** START OF Extracted entries **
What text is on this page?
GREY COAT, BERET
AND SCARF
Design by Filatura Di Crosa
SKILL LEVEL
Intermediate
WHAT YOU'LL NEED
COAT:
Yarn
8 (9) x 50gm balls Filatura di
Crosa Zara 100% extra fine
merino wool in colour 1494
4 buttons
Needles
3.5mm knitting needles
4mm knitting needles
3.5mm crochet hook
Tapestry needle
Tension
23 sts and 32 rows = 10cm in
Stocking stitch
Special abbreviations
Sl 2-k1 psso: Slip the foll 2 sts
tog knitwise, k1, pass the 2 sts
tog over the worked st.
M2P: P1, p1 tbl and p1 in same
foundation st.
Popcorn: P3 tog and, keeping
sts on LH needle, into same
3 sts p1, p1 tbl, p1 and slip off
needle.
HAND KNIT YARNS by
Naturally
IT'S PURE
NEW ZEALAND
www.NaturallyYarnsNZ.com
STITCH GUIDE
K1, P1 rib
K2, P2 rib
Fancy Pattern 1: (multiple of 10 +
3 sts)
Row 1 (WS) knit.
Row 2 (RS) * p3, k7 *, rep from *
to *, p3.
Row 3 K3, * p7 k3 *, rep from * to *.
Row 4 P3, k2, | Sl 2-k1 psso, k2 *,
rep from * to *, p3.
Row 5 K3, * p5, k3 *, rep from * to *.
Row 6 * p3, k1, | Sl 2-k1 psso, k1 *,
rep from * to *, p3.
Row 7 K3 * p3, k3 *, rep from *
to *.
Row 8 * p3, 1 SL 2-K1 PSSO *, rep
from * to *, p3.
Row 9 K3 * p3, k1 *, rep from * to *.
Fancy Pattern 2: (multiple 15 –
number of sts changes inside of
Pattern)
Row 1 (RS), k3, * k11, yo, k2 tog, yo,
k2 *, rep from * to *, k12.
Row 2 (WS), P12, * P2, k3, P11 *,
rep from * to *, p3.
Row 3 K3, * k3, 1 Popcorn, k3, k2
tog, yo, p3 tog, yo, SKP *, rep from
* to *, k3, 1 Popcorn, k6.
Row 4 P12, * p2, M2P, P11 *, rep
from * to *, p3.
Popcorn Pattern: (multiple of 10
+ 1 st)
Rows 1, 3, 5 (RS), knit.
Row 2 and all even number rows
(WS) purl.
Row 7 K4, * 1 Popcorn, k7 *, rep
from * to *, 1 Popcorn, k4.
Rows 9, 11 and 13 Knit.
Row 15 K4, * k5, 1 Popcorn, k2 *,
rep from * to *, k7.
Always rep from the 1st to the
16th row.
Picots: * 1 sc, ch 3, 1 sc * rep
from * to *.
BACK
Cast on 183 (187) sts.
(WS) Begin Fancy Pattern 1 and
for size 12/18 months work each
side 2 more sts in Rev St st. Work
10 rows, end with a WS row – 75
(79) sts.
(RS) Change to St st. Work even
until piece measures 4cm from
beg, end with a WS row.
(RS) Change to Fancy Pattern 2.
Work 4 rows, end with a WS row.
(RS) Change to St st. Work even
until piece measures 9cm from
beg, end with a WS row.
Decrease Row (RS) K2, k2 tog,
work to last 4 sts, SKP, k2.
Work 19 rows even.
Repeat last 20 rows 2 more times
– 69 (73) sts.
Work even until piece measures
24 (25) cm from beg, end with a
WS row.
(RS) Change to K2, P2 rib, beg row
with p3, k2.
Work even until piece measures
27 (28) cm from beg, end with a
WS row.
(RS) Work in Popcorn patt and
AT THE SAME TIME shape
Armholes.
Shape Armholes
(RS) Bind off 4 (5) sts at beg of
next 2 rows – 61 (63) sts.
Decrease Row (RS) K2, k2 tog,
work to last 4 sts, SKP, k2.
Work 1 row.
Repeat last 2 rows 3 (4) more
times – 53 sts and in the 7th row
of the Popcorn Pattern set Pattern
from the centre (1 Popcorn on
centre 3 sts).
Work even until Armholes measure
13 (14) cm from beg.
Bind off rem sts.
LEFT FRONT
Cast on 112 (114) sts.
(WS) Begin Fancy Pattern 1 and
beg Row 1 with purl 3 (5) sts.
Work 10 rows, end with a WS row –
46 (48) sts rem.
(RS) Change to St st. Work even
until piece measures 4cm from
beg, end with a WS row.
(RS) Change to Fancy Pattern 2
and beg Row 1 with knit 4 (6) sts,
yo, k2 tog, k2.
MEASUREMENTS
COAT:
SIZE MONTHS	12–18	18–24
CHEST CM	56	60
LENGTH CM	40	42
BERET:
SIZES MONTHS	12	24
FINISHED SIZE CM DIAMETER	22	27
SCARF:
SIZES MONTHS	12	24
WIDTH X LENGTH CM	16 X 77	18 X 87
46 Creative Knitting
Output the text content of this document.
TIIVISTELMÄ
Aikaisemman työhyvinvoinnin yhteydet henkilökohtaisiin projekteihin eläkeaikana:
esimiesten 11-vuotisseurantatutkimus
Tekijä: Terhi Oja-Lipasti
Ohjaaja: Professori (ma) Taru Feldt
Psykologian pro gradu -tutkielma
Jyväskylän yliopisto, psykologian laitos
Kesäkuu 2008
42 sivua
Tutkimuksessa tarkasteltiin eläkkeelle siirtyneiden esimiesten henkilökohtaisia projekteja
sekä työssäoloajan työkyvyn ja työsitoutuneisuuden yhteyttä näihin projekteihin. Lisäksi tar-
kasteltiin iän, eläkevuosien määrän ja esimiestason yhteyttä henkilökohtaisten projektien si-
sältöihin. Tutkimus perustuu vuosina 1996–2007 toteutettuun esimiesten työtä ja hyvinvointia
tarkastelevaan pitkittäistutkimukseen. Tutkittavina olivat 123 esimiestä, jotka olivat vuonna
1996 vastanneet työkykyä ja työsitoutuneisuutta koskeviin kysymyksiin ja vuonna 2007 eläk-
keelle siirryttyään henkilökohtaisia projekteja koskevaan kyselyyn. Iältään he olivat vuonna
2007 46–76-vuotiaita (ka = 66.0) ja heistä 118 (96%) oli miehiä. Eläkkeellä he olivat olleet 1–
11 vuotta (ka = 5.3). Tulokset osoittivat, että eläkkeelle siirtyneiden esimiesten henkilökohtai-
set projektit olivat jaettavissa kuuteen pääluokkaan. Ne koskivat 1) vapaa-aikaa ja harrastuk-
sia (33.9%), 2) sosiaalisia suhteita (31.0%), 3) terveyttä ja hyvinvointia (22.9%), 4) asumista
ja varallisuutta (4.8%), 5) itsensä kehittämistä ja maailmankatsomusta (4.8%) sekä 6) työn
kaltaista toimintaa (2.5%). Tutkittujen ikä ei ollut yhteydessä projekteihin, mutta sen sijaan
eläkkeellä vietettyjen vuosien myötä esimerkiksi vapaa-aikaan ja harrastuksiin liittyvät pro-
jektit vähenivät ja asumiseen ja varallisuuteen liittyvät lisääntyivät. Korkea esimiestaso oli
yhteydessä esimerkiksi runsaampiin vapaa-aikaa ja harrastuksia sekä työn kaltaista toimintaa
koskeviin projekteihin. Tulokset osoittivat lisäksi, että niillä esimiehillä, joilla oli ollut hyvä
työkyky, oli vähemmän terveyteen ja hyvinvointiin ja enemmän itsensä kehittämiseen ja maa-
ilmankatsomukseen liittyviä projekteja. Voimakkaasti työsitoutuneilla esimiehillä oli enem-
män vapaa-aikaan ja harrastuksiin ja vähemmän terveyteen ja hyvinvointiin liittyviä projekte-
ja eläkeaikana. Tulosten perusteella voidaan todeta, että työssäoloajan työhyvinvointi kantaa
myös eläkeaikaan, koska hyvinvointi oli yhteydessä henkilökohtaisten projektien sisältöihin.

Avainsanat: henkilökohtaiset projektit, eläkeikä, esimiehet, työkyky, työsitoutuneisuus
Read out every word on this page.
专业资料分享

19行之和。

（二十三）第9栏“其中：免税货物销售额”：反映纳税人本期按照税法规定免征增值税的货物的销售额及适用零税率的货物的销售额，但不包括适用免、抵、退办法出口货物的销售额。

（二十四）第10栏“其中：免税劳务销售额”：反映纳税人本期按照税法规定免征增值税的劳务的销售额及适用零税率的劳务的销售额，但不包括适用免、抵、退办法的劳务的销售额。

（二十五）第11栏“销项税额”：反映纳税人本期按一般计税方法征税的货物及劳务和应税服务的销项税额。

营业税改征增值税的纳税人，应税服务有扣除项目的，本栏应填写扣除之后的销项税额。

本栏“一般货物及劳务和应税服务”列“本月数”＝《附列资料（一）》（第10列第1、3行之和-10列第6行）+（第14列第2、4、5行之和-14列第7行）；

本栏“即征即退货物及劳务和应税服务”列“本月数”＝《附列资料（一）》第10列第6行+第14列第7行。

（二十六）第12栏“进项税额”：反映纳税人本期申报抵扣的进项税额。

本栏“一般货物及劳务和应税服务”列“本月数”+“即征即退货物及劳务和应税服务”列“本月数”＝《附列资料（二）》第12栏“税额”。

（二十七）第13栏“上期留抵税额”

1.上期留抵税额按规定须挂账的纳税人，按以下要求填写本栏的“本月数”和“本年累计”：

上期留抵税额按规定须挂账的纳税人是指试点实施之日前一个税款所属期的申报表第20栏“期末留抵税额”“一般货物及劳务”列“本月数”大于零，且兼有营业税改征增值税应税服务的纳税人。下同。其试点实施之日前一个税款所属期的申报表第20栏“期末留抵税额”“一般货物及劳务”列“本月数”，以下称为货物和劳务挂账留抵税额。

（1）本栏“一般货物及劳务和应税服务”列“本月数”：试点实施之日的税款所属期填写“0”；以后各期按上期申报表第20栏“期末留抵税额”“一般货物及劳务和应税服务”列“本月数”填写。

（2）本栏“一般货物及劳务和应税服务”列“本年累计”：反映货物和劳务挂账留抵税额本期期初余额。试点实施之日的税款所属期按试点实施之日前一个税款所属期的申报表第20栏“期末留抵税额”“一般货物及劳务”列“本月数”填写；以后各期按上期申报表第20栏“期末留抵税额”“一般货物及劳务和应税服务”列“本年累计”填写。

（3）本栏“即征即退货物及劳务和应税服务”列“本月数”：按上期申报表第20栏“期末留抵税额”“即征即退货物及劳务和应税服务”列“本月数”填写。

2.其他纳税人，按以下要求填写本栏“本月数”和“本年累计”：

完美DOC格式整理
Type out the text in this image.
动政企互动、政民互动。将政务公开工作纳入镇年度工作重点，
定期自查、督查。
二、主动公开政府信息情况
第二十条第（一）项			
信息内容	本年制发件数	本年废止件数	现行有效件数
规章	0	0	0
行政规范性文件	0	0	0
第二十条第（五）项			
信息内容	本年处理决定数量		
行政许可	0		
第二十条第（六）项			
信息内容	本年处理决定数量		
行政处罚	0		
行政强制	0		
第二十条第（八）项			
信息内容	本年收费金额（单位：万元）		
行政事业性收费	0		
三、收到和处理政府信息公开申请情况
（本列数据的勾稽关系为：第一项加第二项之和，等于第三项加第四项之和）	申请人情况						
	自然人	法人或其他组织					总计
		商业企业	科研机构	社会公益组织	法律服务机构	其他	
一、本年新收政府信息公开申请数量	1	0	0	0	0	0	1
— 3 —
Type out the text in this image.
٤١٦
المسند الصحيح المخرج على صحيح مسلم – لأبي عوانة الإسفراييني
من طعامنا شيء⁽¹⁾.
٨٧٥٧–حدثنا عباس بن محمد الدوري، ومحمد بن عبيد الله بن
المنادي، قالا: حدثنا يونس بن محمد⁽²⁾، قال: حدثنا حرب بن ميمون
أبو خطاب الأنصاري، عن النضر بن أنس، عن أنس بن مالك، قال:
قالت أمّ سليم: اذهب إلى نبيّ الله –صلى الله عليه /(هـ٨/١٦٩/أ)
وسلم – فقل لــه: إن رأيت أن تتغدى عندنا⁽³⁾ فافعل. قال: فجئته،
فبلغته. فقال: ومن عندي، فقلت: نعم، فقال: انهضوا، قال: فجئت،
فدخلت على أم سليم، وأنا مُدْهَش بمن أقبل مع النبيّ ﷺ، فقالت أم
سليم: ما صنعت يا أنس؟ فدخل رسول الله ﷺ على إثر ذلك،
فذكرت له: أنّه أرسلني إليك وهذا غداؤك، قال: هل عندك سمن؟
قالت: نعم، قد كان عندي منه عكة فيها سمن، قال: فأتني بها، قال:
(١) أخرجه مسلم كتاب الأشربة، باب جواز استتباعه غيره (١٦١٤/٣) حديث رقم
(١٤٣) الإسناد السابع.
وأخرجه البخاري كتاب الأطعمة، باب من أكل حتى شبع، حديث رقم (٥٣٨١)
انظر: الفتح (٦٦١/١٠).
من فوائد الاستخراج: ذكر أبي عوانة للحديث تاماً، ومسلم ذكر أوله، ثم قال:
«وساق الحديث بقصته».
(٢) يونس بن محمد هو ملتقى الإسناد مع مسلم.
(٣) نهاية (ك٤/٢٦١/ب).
** END OF Extracted entries **
◆ **Problem requirements**: Go through the lines above. Select every one that has the string "Bind".

◆ **Exercise result**:
(RS) Bind off 4 (5) sts at beg of
Bind off rem sts.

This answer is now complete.